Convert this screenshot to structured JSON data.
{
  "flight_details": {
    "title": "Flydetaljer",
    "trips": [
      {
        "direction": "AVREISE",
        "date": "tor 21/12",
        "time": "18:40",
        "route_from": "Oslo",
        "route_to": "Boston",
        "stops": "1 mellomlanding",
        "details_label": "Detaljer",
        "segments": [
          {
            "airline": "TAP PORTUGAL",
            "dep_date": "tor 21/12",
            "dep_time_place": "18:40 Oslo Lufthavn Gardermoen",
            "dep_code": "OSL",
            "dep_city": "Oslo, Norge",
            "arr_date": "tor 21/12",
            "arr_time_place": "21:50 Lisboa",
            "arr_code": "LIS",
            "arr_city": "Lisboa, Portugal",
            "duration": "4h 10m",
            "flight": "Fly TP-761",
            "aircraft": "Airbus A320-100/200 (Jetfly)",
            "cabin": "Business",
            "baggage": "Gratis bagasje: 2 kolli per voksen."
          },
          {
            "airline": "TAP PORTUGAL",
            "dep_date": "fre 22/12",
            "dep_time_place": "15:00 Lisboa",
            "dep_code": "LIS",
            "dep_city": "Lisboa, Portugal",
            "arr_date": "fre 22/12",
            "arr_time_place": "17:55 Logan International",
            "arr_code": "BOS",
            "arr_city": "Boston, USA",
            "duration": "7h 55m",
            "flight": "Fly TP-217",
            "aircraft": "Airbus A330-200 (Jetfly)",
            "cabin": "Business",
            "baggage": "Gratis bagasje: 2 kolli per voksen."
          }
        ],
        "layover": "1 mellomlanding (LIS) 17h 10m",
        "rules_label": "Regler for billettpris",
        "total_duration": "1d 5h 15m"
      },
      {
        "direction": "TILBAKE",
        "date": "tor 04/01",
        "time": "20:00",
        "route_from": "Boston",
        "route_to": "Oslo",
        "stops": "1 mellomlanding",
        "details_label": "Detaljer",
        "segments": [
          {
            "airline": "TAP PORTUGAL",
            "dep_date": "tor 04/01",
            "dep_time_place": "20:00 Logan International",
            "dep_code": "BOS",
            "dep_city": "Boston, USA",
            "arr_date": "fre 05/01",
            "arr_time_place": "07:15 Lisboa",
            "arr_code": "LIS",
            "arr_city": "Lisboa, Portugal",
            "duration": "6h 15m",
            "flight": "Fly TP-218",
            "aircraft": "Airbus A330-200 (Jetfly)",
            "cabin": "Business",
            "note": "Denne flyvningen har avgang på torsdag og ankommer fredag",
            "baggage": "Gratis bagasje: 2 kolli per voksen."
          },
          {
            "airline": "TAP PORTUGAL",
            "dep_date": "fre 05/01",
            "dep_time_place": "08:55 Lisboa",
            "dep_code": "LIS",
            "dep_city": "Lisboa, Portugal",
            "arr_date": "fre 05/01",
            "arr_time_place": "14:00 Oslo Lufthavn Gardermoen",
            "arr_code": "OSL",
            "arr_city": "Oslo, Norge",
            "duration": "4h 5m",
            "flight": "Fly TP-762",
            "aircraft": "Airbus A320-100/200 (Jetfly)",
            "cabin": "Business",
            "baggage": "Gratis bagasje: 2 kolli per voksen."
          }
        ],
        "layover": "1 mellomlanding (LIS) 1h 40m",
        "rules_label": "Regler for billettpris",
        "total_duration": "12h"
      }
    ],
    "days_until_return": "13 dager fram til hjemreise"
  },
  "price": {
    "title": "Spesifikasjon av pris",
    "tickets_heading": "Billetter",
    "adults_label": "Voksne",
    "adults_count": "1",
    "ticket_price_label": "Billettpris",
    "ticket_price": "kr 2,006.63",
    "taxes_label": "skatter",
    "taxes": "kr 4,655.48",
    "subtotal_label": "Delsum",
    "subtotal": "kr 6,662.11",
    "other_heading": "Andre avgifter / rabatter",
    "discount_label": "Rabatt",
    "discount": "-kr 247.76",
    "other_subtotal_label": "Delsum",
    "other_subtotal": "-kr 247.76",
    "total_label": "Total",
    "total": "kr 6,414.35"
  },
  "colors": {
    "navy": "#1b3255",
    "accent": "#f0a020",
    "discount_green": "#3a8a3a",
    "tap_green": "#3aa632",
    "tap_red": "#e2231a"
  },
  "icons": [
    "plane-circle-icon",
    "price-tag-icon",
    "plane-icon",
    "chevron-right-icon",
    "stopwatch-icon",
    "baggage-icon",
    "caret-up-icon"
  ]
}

▶ WHAT IS BEING ASKED:
Go through the material and copy out every line with "Oslo" in it.

▶ SOLVED EXERCISE:
        "route_from": "Oslo",
            "dep_time_place": "18:40 Oslo Lufthavn Gardermoen",
            "dep_city": "Oslo, Norge",
        "route_to": "Oslo",
            "arr_time_place": "14:00 Oslo Lufthavn Gardermoen",
            "arr_city": "Oslo, Norge",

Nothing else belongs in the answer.